» **Work to be completed**: Strip the pictures and reproduce the rest of the listing exactly.

Stored records:
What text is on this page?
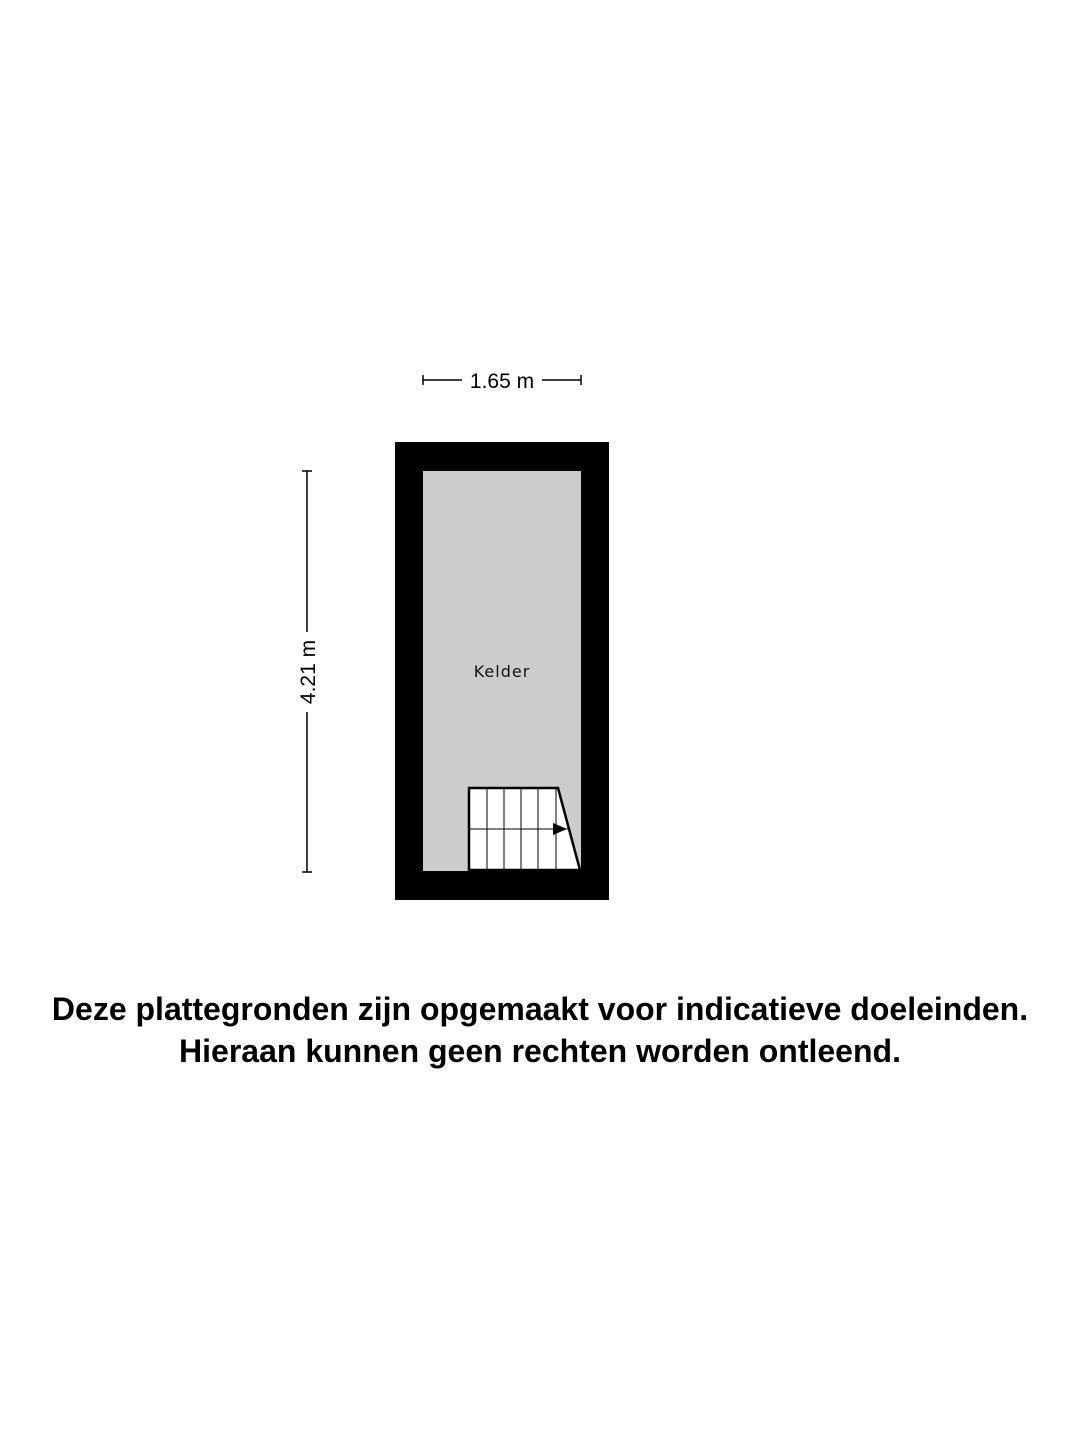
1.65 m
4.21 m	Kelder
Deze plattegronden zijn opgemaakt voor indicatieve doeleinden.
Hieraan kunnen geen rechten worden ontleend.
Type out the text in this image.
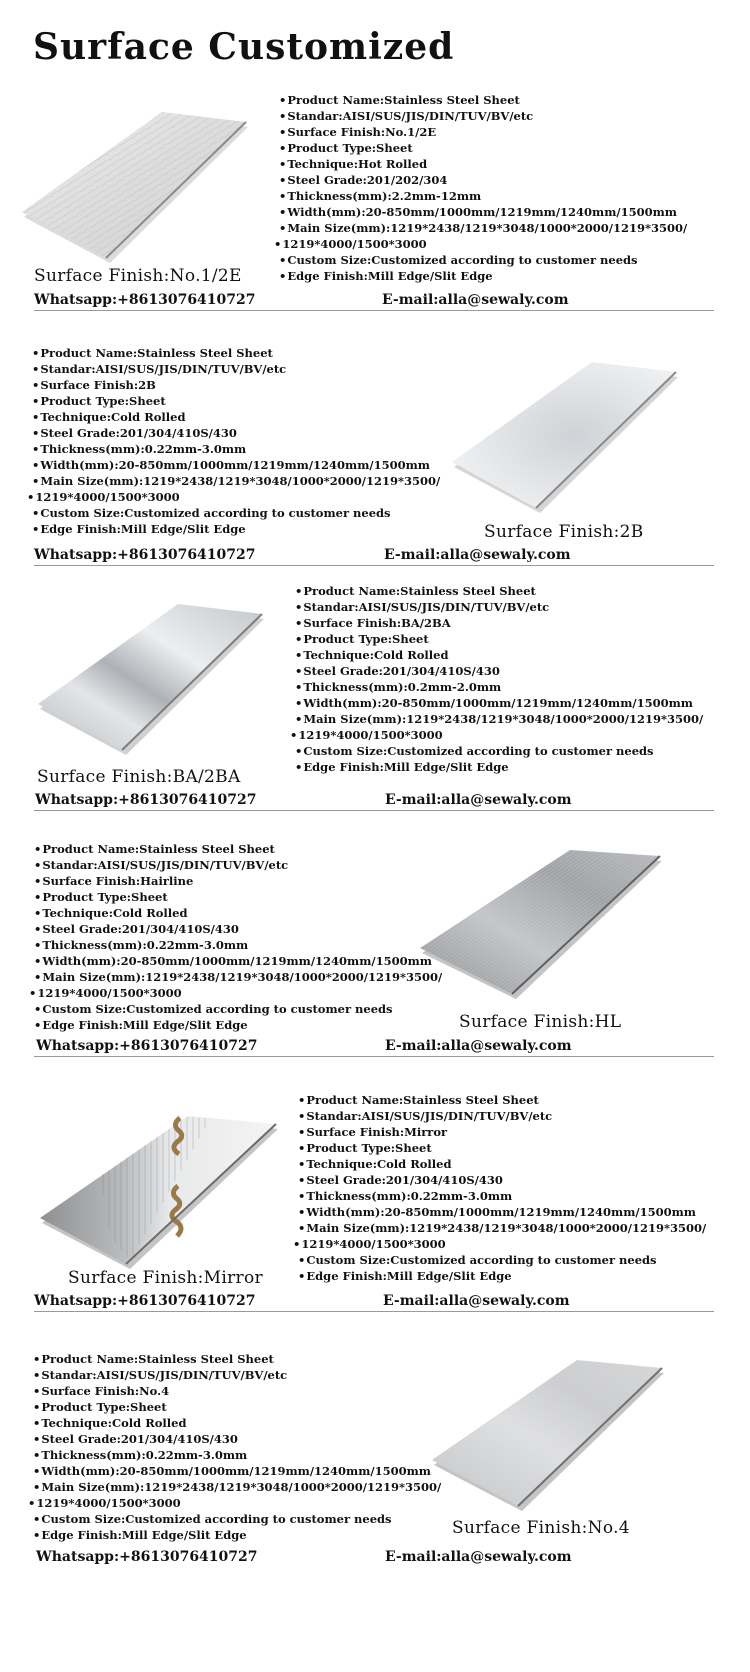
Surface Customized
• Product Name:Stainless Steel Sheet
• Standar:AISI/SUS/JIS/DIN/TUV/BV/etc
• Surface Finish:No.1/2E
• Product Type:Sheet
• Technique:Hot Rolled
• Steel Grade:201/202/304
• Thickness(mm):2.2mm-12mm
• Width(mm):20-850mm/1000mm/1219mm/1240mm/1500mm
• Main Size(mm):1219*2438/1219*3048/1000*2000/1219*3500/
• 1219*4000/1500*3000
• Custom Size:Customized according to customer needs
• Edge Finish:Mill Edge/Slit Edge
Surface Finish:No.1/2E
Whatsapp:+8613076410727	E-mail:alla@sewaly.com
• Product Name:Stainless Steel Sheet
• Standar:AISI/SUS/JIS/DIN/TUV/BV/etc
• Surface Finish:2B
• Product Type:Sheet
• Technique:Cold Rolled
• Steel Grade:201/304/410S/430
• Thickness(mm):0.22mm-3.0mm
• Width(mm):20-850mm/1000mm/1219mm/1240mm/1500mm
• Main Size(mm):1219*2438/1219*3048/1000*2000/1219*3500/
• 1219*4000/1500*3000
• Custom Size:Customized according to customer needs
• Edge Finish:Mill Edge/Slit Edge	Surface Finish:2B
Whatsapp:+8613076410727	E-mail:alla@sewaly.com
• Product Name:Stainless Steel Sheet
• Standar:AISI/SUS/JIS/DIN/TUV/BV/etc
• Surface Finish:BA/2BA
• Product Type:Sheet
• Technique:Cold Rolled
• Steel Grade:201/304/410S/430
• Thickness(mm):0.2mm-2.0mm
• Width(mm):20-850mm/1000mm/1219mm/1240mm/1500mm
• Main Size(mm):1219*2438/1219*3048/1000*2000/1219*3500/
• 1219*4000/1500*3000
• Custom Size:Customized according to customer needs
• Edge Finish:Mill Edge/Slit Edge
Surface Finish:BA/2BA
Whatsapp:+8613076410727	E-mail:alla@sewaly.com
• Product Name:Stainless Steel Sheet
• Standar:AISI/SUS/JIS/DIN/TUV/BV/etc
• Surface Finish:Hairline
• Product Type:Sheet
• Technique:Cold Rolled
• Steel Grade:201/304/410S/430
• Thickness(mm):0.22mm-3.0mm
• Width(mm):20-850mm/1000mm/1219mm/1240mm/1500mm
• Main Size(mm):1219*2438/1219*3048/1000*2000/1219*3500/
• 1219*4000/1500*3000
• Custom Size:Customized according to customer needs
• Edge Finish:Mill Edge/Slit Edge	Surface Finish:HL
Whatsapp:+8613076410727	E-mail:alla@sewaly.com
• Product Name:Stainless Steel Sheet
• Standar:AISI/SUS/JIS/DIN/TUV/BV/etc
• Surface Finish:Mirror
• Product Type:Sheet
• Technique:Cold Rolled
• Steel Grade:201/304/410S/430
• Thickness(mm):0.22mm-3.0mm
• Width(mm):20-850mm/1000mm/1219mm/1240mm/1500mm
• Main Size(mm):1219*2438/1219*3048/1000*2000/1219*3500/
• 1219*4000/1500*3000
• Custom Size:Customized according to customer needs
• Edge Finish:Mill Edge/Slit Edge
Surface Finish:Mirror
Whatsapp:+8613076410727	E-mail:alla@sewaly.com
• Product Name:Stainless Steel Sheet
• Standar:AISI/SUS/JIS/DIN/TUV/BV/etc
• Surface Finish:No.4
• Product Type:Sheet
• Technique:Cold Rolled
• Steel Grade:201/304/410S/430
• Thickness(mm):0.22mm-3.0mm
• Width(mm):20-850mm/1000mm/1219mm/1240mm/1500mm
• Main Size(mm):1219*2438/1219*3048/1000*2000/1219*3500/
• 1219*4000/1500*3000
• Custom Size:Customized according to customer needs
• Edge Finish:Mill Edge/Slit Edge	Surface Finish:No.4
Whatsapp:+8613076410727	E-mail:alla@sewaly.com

» **Answer to this problem**:
What text is on this page?
1.65 m
4.21 m	Kelder
Deze plattegronden zijn opgemaakt voor indicatieve doeleinden.
Hieraan kunnen geen rechten worden ontleend.
Type out the text in this image.
Surface Customized
• Product Name:Stainless Steel Sheet
• Standar:AISI/SUS/JIS/DIN/TUV/BV/etc
• Surface Finish:No.1/2E
• Product Type:Sheet
• Technique:Hot Rolled
• Steel Grade:201/202/304
• Thickness(mm):2.2mm-12mm
• Width(mm):20-850mm/1000mm/1219mm/1240mm/1500mm
• Main Size(mm):1219*2438/1219*3048/1000*2000/1219*3500/
• 1219*4000/1500*3000
• Custom Size:Customized according to customer needs
• Edge Finish:Mill Edge/Slit Edge
Surface Finish:No.1/2E
Whatsapp:+8613076410727	E-mail:alla@sewaly.com
• Product Name:Stainless Steel Sheet
• Standar:AISI/SUS/JIS/DIN/TUV/BV/etc
• Surface Finish:2B
• Product Type:Sheet
• Technique:Cold Rolled
• Steel Grade:201/304/410S/430
• Thickness(mm):0.22mm-3.0mm
• Width(mm):20-850mm/1000mm/1219mm/1240mm/1500mm
• Main Size(mm):1219*2438/1219*3048/1000*2000/1219*3500/
• 1219*4000/1500*3000
• Custom Size:Customized according to customer needs
• Edge Finish:Mill Edge/Slit Edge	Surface Finish:2B
Whatsapp:+8613076410727	E-mail:alla@sewaly.com
• Product Name:Stainless Steel Sheet
• Standar:AISI/SUS/JIS/DIN/TUV/BV/etc
• Surface Finish:BA/2BA
• Product Type:Sheet
• Technique:Cold Rolled
• Steel Grade:201/304/410S/430
• Thickness(mm):0.2mm-2.0mm
• Width(mm):20-850mm/1000mm/1219mm/1240mm/1500mm
• Main Size(mm):1219*2438/1219*3048/1000*2000/1219*3500/
• 1219*4000/1500*3000
• Custom Size:Customized according to customer needs
• Edge Finish:Mill Edge/Slit Edge
Surface Finish:BA/2BA
Whatsapp:+8613076410727	E-mail:alla@sewaly.com
• Product Name:Stainless Steel Sheet
• Standar:AISI/SUS/JIS/DIN/TUV/BV/etc
• Surface Finish:Hairline
• Product Type:Sheet
• Technique:Cold Rolled
• Steel Grade:201/304/410S/430
• Thickness(mm):0.22mm-3.0mm
• Width(mm):20-850mm/1000mm/1219mm/1240mm/1500mm
• Main Size(mm):1219*2438/1219*3048/1000*2000/1219*3500/
• 1219*4000/1500*3000
• Custom Size:Customized according to customer needs
• Edge Finish:Mill Edge/Slit Edge	Surface Finish:HL
Whatsapp:+8613076410727	E-mail:alla@sewaly.com
• Product Name:Stainless Steel Sheet
• Standar:AISI/SUS/JIS/DIN/TUV/BV/etc
• Surface Finish:Mirror
• Product Type:Sheet
• Technique:Cold Rolled
• Steel Grade:201/304/410S/430
• Thickness(mm):0.22mm-3.0mm
• Width(mm):20-850mm/1000mm/1219mm/1240mm/1500mm
• Main Size(mm):1219*2438/1219*3048/1000*2000/1219*3500/
• 1219*4000/1500*3000
• Custom Size:Customized according to customer needs
• Edge Finish:Mill Edge/Slit Edge
Surface Finish:Mirror
Whatsapp:+8613076410727	E-mail:alla@sewaly.com
• Product Name:Stainless Steel Sheet
• Standar:AISI/SUS/JIS/DIN/TUV/BV/etc
• Surface Finish:No.4
• Product Type:Sheet
• Technique:Cold Rolled
• Steel Grade:201/304/410S/430
• Thickness(mm):0.22mm-3.0mm
• Width(mm):20-850mm/1000mm/1219mm/1240mm/1500mm
• Main Size(mm):1219*2438/1219*3048/1000*2000/1219*3500/
• 1219*4000/1500*3000
• Custom Size:Customized according to customer needs
• Edge Finish:Mill Edge/Slit Edge	Surface Finish:No.4
Whatsapp:+8613076410727	E-mail:alla@sewaly.com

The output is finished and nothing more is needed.